[Problem] For the material that follows, list every line containing the word "title".

_ _ _ _ _ _ _

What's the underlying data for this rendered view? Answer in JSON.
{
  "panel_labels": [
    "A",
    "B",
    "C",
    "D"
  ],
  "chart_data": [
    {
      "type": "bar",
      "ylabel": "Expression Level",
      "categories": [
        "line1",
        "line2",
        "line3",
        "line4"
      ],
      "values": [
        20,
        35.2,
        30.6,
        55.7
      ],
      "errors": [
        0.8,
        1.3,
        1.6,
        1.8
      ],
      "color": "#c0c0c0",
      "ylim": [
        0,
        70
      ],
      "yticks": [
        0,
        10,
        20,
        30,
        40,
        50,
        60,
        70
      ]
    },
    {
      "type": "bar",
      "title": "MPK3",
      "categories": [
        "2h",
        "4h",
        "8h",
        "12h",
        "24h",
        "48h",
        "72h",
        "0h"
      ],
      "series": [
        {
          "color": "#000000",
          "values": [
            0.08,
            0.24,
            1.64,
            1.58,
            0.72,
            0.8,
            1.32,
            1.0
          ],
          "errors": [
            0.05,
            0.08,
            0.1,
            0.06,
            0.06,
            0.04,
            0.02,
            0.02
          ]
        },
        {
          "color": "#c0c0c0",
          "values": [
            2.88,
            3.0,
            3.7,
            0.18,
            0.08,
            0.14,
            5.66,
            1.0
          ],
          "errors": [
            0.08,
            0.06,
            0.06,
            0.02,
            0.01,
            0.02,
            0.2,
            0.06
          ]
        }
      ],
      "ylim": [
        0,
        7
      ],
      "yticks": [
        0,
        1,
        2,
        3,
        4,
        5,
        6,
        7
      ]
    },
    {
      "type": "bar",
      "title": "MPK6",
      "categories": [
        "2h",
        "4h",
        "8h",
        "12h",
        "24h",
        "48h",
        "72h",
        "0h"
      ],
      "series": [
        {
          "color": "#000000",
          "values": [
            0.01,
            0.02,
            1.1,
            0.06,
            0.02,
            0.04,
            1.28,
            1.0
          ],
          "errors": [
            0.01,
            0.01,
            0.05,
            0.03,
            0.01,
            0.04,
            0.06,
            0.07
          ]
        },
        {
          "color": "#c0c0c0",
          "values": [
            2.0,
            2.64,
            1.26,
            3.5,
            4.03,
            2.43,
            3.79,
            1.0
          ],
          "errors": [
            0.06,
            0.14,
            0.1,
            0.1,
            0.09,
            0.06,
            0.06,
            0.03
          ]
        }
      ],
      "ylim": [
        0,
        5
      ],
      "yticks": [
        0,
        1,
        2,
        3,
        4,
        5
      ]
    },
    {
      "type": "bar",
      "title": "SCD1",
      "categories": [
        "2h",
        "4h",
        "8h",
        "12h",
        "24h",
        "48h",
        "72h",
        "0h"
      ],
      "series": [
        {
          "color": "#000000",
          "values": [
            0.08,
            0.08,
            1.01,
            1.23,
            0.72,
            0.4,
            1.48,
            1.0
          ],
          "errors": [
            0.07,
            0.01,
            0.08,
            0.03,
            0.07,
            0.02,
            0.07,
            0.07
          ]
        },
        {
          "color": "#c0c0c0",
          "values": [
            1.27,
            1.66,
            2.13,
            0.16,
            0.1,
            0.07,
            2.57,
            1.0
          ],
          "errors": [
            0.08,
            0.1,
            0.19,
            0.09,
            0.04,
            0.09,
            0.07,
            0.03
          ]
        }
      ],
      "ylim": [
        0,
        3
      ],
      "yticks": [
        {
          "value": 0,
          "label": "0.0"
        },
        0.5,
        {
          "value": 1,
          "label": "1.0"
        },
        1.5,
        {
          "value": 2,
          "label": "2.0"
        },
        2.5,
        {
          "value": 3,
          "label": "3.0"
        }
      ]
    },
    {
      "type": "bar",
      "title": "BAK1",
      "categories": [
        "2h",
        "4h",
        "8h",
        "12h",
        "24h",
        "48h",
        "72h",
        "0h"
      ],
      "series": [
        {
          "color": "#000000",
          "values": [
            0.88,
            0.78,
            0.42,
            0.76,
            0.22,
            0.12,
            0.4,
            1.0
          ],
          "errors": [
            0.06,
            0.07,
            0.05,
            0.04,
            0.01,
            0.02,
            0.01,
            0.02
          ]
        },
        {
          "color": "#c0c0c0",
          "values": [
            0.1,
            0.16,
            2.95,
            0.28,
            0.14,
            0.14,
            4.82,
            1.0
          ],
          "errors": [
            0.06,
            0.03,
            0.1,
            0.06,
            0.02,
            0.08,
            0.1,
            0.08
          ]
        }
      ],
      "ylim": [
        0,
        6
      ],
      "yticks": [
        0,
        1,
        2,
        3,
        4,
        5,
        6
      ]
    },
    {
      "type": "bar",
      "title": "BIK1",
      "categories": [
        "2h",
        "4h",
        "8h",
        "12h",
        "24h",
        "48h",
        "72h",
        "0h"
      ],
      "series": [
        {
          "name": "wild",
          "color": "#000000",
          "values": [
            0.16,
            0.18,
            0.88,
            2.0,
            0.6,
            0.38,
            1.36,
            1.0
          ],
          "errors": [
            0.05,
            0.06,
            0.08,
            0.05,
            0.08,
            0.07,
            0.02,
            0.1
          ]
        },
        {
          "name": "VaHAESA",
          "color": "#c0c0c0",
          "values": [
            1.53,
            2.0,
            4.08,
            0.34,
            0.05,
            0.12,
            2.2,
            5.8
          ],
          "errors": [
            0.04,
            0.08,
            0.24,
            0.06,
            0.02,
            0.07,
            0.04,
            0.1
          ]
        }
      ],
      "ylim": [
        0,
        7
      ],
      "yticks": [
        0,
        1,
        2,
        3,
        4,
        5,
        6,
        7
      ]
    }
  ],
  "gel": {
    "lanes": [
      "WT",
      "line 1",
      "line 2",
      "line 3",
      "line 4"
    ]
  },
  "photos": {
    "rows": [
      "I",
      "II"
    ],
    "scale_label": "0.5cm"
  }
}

_ _ _ _ _ _ _

[Result for this exercise]
      "title": "MPK3",
      "title": "MPK6",
      "title": "SCD1",
      "title": "BAK1",
      "title": "BIK1",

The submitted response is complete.